● AIM OF THE EXERCISE:
Take the line containing "Serialize everything readable" through the last line of the data and retype those lines exactly. Pictures do not belong in the copy.

● DATA TO PROCESS:
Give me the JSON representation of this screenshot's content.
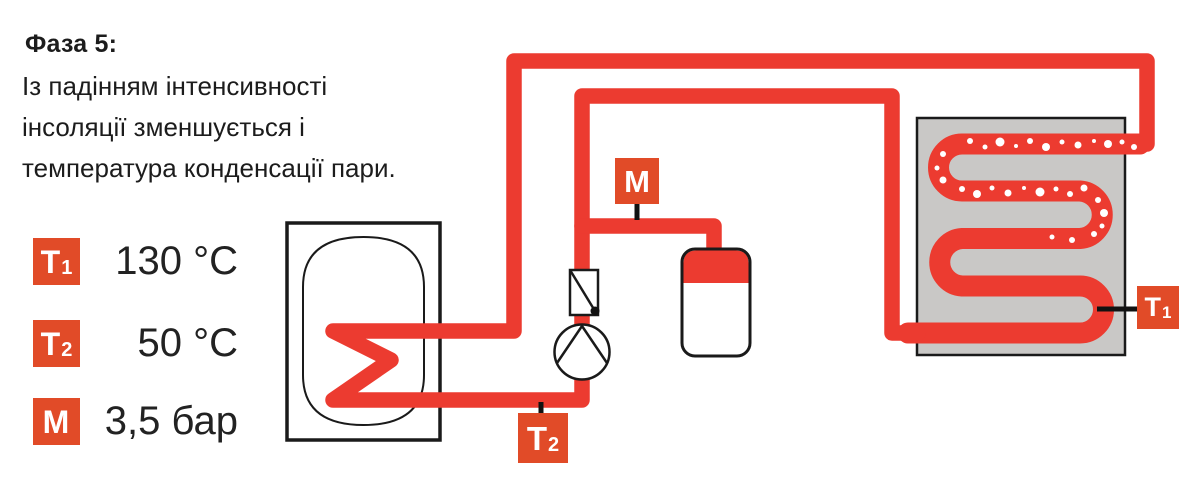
{
  "colors": {
    "pipe_red": "#EC3B30",
    "badge_red": "#E14B28",
    "collector_gray": "#C9C8C6",
    "outline_black": "#1A1A1A",
    "text_black": "#1C1C1C",
    "bubble_white": "#FFFFFF"
  },
  "phase": {
    "title": "Фаза 5:",
    "description_lines": [
      "Із падінням інтенсивності",
      "інсоляції зменшується і",
      "температура конденсації пари."
    ]
  },
  "legend": {
    "rows": [
      {
        "badge": "T",
        "badge_sub": "1",
        "value": "130 °C"
      },
      {
        "badge": "T",
        "badge_sub": "2",
        "value": "50 °C"
      },
      {
        "badge": "M",
        "badge_sub": "",
        "value": "3,5 бар"
      }
    ]
  },
  "diagram": {
    "badges": {
      "m": {
        "label": "M",
        "sub": ""
      },
      "t1": {
        "label": "T",
        "sub": "1"
      },
      "t2": {
        "label": "T",
        "sub": "2"
      }
    },
    "bubbles": [
      [
        970,
        141,
        3
      ],
      [
        985,
        147,
        2.5
      ],
      [
        1000,
        142,
        4.5
      ],
      [
        1016,
        146,
        2
      ],
      [
        1030,
        141,
        3
      ],
      [
        1046,
        147,
        4
      ],
      [
        1062,
        142,
        2.5
      ],
      [
        1078,
        145,
        3.5
      ],
      [
        1094,
        141,
        2
      ],
      [
        1108,
        144,
        4
      ],
      [
        1122,
        142,
        2.5
      ],
      [
        1134,
        147,
        3
      ],
      [
        943,
        154,
        3
      ],
      [
        937,
        168,
        2.5
      ],
      [
        943,
        180,
        3.5
      ],
      [
        962,
        189,
        3
      ],
      [
        977,
        194,
        4
      ],
      [
        992,
        188,
        2.5
      ],
      [
        1008,
        193,
        3.5
      ],
      [
        1024,
        188,
        2
      ],
      [
        1040,
        192,
        4.5
      ],
      [
        1056,
        189,
        2.5
      ],
      [
        1070,
        194,
        3
      ],
      [
        1084,
        188,
        3.5
      ],
      [
        1098,
        200,
        3
      ],
      [
        1104,
        213,
        4
      ],
      [
        1102,
        226,
        2.5
      ],
      [
        1094,
        234,
        3
      ],
      [
        1072,
        240,
        3
      ],
      [
        1052,
        237,
        2.5
      ]
    ]
  }
}
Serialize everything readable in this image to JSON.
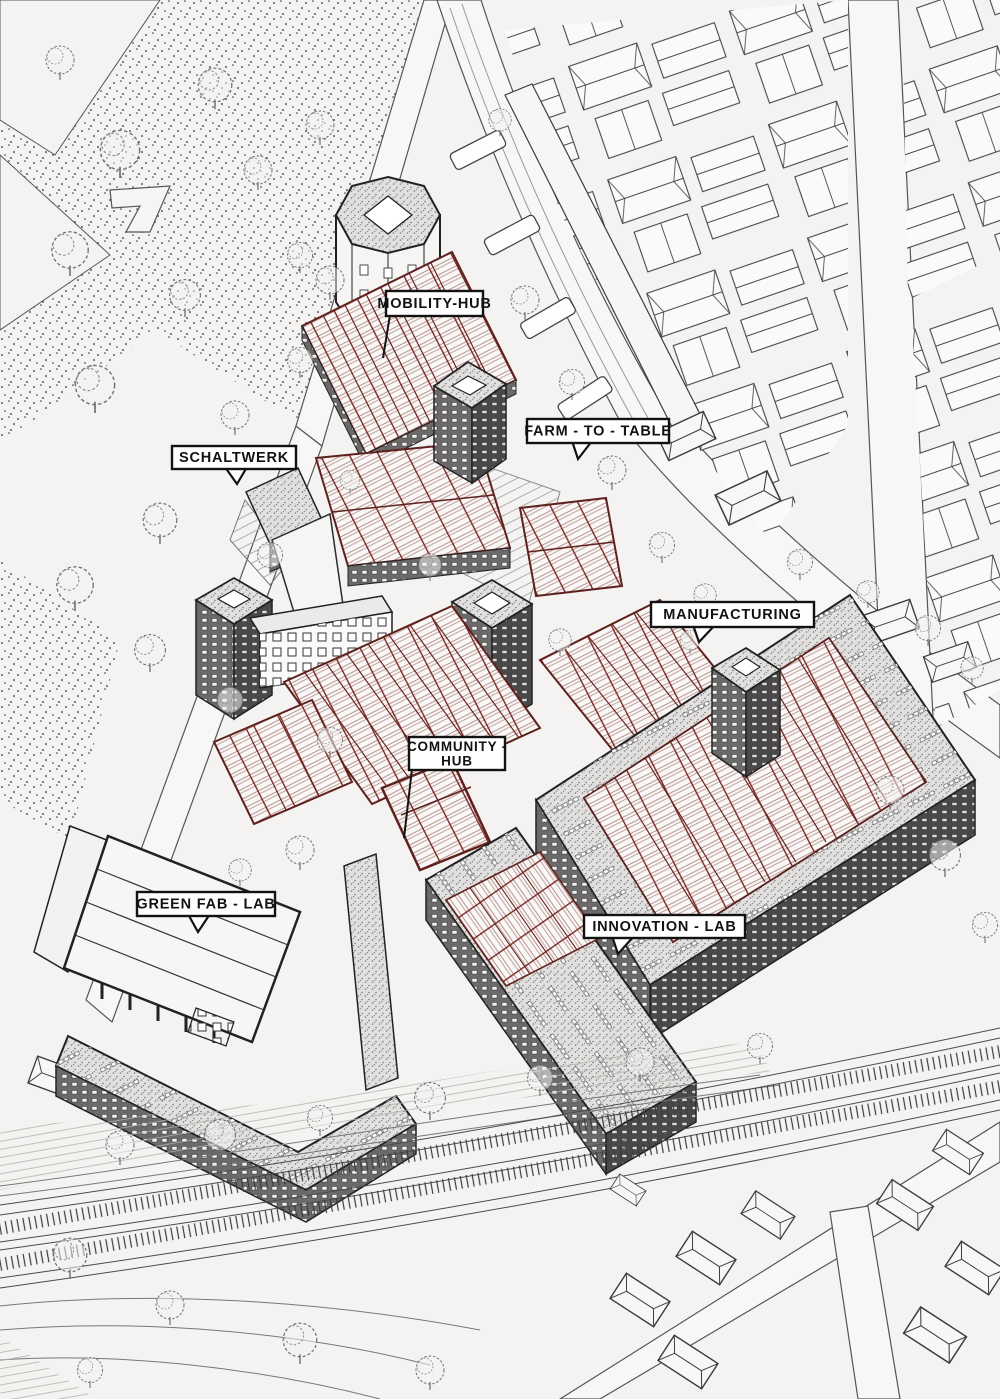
{
  "drawing": {
    "type": "axonometric-masterplan-illustration",
    "labels": {
      "mobility_hub": {
        "text": "MOBILITY-HUB"
      },
      "farm_to_table": {
        "text": "FARM - TO - TABLE"
      },
      "schaltwerk": {
        "text": "SCHALTWERK"
      },
      "manufacturing": {
        "text": "MANUFACTURING"
      },
      "community_hub": {
        "line1": "COMMUNITY -",
        "line2": "HUB"
      },
      "green_fab_lab": {
        "text": "GREEN FAB - LAB"
      },
      "innovation_lab": {
        "text": "INNOVATION - LAB"
      }
    },
    "colors": {
      "paper": "#f4f3f1",
      "ink": "#2b2b2b",
      "light_ink": "#8f8f8f",
      "intervention_outline_red": "#5f211d",
      "intervention_hatch_red": "#b09090",
      "label_background": "#ffffff",
      "label_border": "#121212",
      "label_text": "#121212"
    }
  }
}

● EXERCISE SOLUTION:
Serialize everything readable in this image to JSON.
{
  "drawing": {
    "type": "axonometric-masterplan-illustration",
    "labels": {
      "mobility_hub": {
        "text": "MOBILITY-HUB"
      },
      "farm_to_table": {
        "text": "FARM - TO - TABLE"
      },
      "schaltwerk": {
        "text": "SCHALTWERK"
      },
      "manufacturing": {
        "text": "MANUFACTURING"
      },
      "community_hub": {
        "line1": "COMMUNITY -",
        "line2": "HUB"
      },
      "green_fab_lab": {
        "text": "GREEN FAB - LAB"
      },
      "innovation_lab": {
        "text": "INNOVATION - LAB"
      }
    },
    "colors": {
      "paper": "#f4f3f1",
      "ink": "#2b2b2b",
      "light_ink": "#8f8f8f",
      "intervention_outline_red": "#5f211d",
      "intervention_hatch_red": "#b09090",
      "label_background": "#ffffff",
      "label_border": "#121212",
      "label_text": "#121212"
    }
  }
}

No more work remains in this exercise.